§ **Task**
Retype every entry in its entirety, without alteration.

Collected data
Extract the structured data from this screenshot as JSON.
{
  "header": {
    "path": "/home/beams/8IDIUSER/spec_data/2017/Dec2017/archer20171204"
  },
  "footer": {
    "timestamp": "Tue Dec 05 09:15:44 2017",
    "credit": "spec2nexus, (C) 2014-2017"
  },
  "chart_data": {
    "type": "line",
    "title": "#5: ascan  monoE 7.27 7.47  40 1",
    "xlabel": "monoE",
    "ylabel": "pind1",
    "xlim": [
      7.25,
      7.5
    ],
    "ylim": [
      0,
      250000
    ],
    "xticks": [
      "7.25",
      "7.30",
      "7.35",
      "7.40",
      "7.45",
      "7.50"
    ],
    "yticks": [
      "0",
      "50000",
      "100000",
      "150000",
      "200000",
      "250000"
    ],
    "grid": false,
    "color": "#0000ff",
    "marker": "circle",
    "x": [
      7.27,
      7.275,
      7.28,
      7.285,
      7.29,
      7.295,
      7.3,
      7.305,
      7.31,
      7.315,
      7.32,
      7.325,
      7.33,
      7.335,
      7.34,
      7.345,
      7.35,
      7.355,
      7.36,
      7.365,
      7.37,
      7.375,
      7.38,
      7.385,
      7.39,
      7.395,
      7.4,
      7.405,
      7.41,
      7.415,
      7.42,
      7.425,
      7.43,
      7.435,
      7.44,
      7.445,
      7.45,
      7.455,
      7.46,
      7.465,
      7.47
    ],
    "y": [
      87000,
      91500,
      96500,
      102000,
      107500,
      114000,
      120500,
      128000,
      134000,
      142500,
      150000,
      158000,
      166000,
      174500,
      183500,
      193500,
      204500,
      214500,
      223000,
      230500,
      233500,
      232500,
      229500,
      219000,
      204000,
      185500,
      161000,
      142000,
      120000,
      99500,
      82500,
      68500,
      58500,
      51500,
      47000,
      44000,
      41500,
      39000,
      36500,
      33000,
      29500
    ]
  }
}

§ **The completed task**
Extract the structured data from this screenshot as JSON.
{
  "header": {
    "path": "/home/beams/8IDIUSER/spec_data/2017/Dec2017/archer20171204"
  },
  "footer": {
    "timestamp": "Tue Dec 05 09:15:44 2017",
    "credit": "spec2nexus, (C) 2014-2017"
  },
  "chart_data": {
    "type": "line",
    "title": "#5: ascan  monoE 7.27 7.47  40 1",
    "xlabel": "monoE",
    "ylabel": "pind1",
    "xlim": [
      7.25,
      7.5
    ],
    "ylim": [
      0,
      250000
    ],
    "xticks": [
      "7.25",
      "7.30",
      "7.35",
      "7.40",
      "7.45",
      "7.50"
    ],
    "yticks": [
      "0",
      "50000",
      "100000",
      "150000",
      "200000",
      "250000"
    ],
    "grid": false,
    "color": "#0000ff",
    "marker": "circle",
    "x": [
      7.27,
      7.275,
      7.28,
      7.285,
      7.29,
      7.295,
      7.3,
      7.305,
      7.31,
      7.315,
      7.32,
      7.325,
      7.33,
      7.335,
      7.34,
      7.345,
      7.35,
      7.355,
      7.36,
      7.365,
      7.37,
      7.375,
      7.38,
      7.385,
      7.39,
      7.395,
      7.4,
      7.405,
      7.41,
      7.415,
      7.42,
      7.425,
      7.43,
      7.435,
      7.44,
      7.445,
      7.45,
      7.455,
      7.46,
      7.465,
      7.47
    ],
    "y": [
      87000,
      91500,
      96500,
      102000,
      107500,
      114000,
      120500,
      128000,
      134000,
      142500,
      150000,
      158000,
      166000,
      174500,
      183500,
      193500,
      204500,
      214500,
      223000,
      230500,
      233500,
      232500,
      229500,
      219000,
      204000,
      185500,
      161000,
      142000,
      120000,
      99500,
      82500,
      68500,
      58500,
      51500,
      47000,
      44000,
      41500,
      39000,
      36500,
      33000,
      29500
    ]
  }
}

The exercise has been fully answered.